§ **SET TASK**
Copy each line below exactly and leave the pictures out.
— Start of EXERCISE INPUTS —
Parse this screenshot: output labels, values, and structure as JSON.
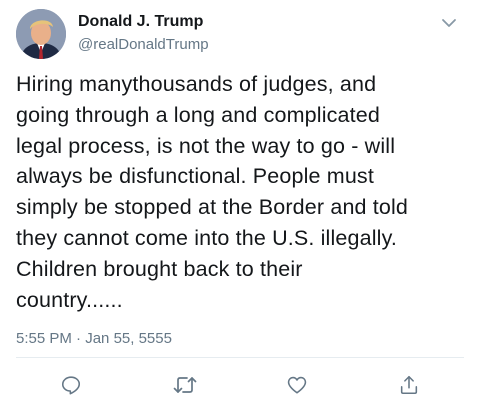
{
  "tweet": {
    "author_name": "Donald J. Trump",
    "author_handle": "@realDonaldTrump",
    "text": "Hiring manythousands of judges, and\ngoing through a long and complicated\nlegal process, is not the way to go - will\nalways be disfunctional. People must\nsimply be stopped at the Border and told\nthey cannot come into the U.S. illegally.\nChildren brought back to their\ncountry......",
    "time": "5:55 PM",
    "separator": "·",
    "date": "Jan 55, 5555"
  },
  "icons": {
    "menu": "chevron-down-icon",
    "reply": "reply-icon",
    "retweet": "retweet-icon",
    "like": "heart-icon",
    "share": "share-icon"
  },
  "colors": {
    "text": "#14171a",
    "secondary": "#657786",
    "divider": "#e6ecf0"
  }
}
— End of EXERCISE INPUTS —
§ **WRITTEN RESPONSE**
Parse this screenshot: output labels, values, and structure as JSON.
{
  "tweet": {
    "author_name": "Donald J. Trump",
    "author_handle": "@realDonaldTrump",
    "text": "Hiring manythousands of judges, and\ngoing through a long and complicated\nlegal process, is not the way to go - will\nalways be disfunctional. People must\nsimply be stopped at the Border and told\nthey cannot come into the U.S. illegally.\nChildren brought back to their\ncountry......",
    "time": "5:55 PM",
    "separator": "·",
    "date": "Jan 55, 5555"
  },
  "icons": {
    "menu": "chevron-down-icon",
    "reply": "reply-icon",
    "retweet": "retweet-icon",
    "like": "heart-icon",
    "share": "share-icon"
  },
  "colors": {
    "text": "#14171a",
    "secondary": "#657786",
    "divider": "#e6ecf0"
  }
}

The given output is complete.